## Raw records
>>>

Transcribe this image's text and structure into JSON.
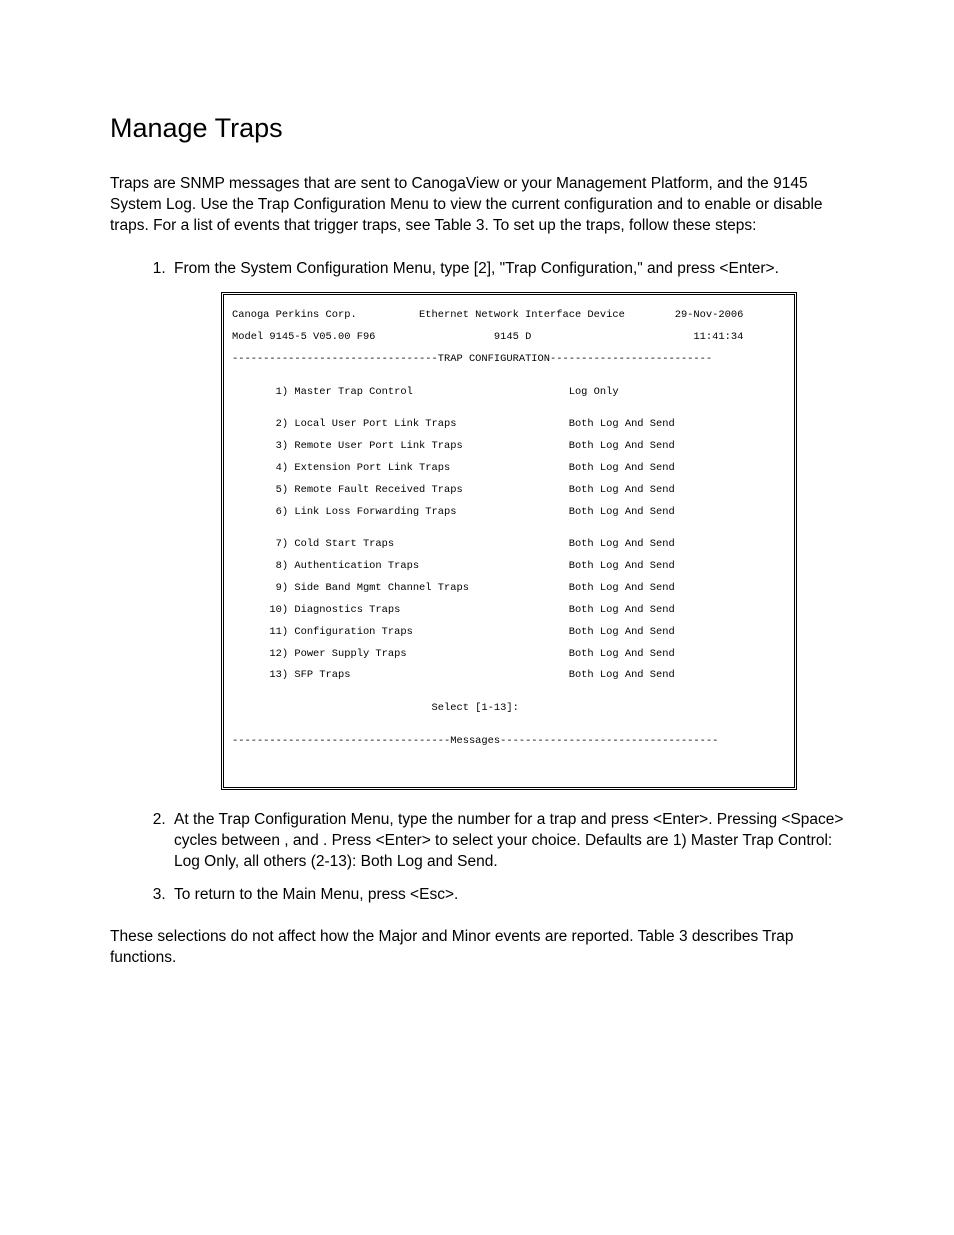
{
  "title": "Manage Traps",
  "intro": "Traps are SNMP messages that are sent to CanogaView or your Management Platform, and the 9145 System Log.  Use the Trap Configuration Menu to view the current configuration and to enable or disable traps.  For a list of events that trigger traps, see Table 3.  To set up the traps, follow these steps:",
  "steps": {
    "s1": "From the System Configuration Menu, type [2], \"Trap Configuration,\" and press <Enter>.",
    "s2": "At the Trap Configuration Menu, type the number for a trap and press <Enter>.  Pressing <Space> cycles between                    ,                                         and               .  Press <Enter> to select your choice.  Defaults are 1) Master Trap Control: Log Only, all others (2-13): Both Log and Send.",
    "s3": "To return to the Main Menu, press <Esc>."
  },
  "closing": "These selections do not affect how the Major and Minor events are reported.  Table 3 describes Trap functions.",
  "terminal": {
    "l01": "Canoga Perkins Corp.          Ethernet Network Interface Device        29-Nov-2006",
    "l02": "Model 9145-5 V05.00 F96                   9145 D                          11:41:34",
    "l03": "---------------------------------TRAP CONFIGURATION--------------------------",
    "l04": "",
    "l05": "       1) Master Trap Control                         Log Only",
    "l06": "",
    "l07": "       2) Local User Port Link Traps                  Both Log And Send",
    "l08": "       3) Remote User Port Link Traps                 Both Log And Send",
    "l09": "       4) Extension Port Link Traps                   Both Log And Send",
    "l10": "       5) Remote Fault Received Traps                 Both Log And Send",
    "l11": "       6) Link Loss Forwarding Traps                  Both Log And Send",
    "l12": "",
    "l13": "       7) Cold Start Traps                            Both Log And Send",
    "l14": "       8) Authentication Traps                        Both Log And Send",
    "l15": "       9) Side Band Mgmt Channel Traps                Both Log And Send",
    "l16": "      10) Diagnostics Traps                           Both Log And Send",
    "l17": "      11) Configuration Traps                         Both Log And Send",
    "l18": "      12) Power Supply Traps                          Both Log And Send",
    "l19": "      13) SFP Traps                                   Both Log And Send",
    "l20": "",
    "l21": "                                Select [1-13]:",
    "l22": "",
    "l23": "-----------------------------------Messages-----------------------------------"
  }
}
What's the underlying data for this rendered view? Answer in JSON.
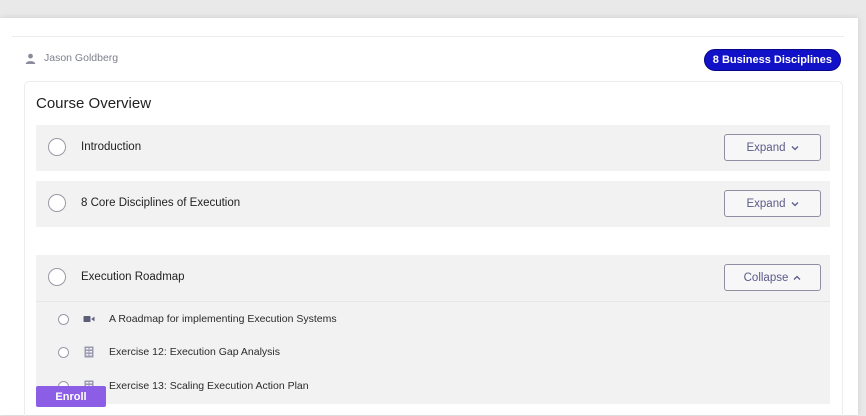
{
  "author": {
    "name": "Jason Goldberg",
    "icon": "user-icon"
  },
  "badge": "8 Business Disciplines",
  "overview_title": "Course Overview",
  "sections": [
    {
      "title": "Introduction",
      "button": "Expand",
      "chevron": "⌄"
    },
    {
      "title": "8 Core Disciplines of Execution",
      "button": "Expand",
      "chevron": "⌄"
    },
    {
      "title": "Execution Roadmap",
      "button": "Collapse",
      "chevron": "^"
    }
  ],
  "lessons": [
    {
      "title": "A Roadmap for implementing Execution Systems",
      "icon": "video-icon"
    },
    {
      "title": "Exercise 12: Execution Gap Analysis",
      "icon": "worksheet-icon"
    },
    {
      "title": "Exercise 13: Scaling Execution Action Plan",
      "icon": "worksheet-icon"
    }
  ],
  "enroll_label": "Enroll",
  "colors": {
    "badge": "#1111c8",
    "enroll": "#8c5ee6",
    "section_bg": "#f2f2f3"
  }
}
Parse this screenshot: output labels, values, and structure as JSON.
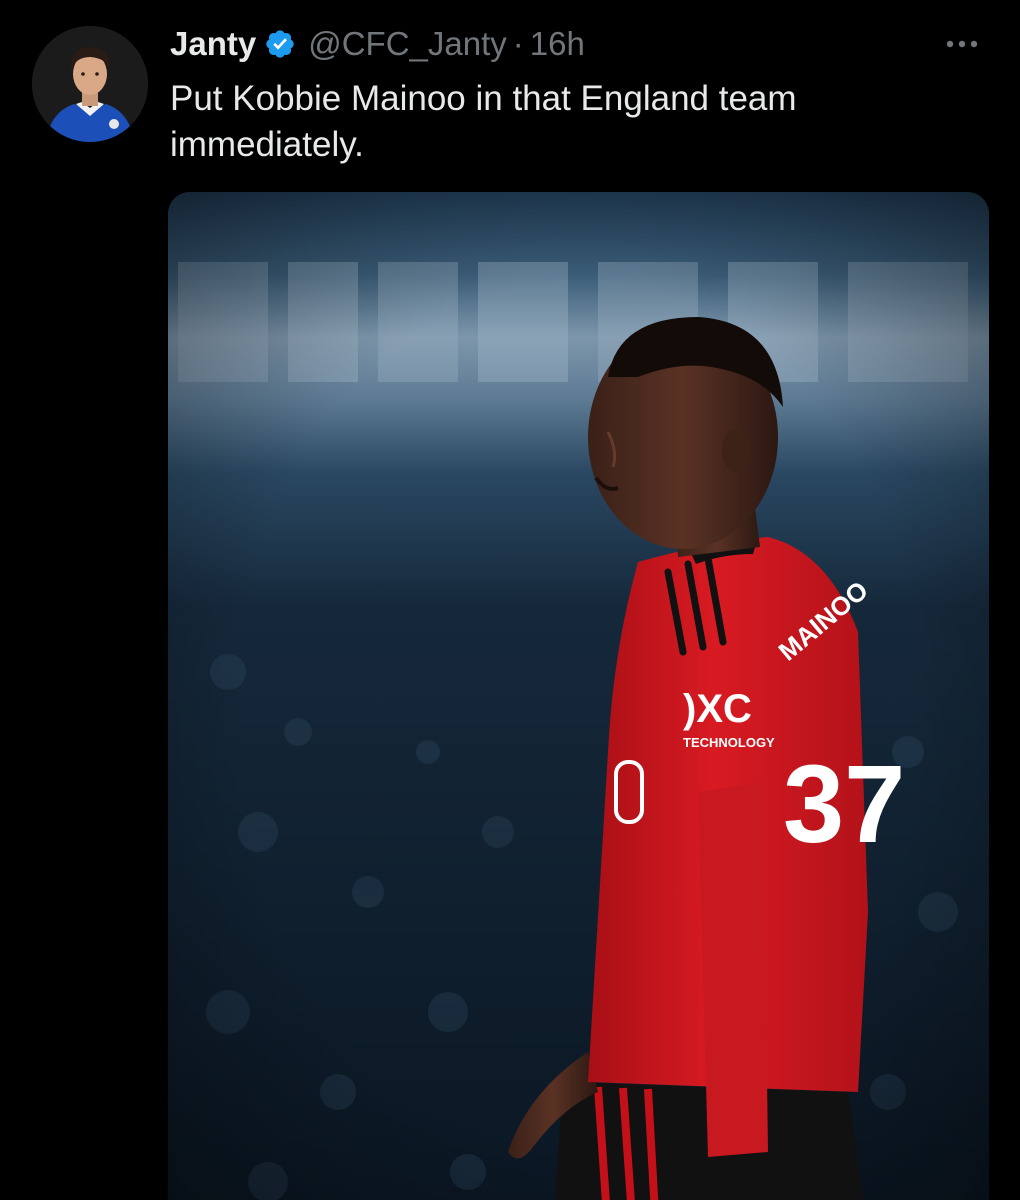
{
  "post": {
    "author": {
      "display_name": "Janty",
      "handle": "@CFC_Janty",
      "verified": true,
      "verified_icon": "verified-badge-icon",
      "avatar_icon": "avatar"
    },
    "separator": "·",
    "timestamp": "16h",
    "more_icon": "more-options-icon",
    "text": "Put Kobbie Mainoo in that England team immediately.",
    "media": {
      "type": "photo",
      "shirt_sponsor": "TECHNOLOGY",
      "shirt_number": "37",
      "shirt_name": "MAINOO"
    }
  },
  "colors": {
    "background": "#000000",
    "text_primary": "#e7e9ea",
    "text_secondary": "#71767b",
    "verified_blue": "#1d9bf0",
    "kit_red": "#d4141c"
  }
}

<<<

## Short problem
Which lines include the word "Master"? List them all.

## Output below
    "s2": "At the Trap Configuration Menu, type the number for a trap and press <Enter>.  Pressing <Space> cycles between                    ,                                         and               .  Press <Enter> to select your choice.  Defaults are 1) Master Trap Control: Log Only, all others (2-13): Both Log and Send.",
    "l05": "       1) Master Trap Control                         Log Only",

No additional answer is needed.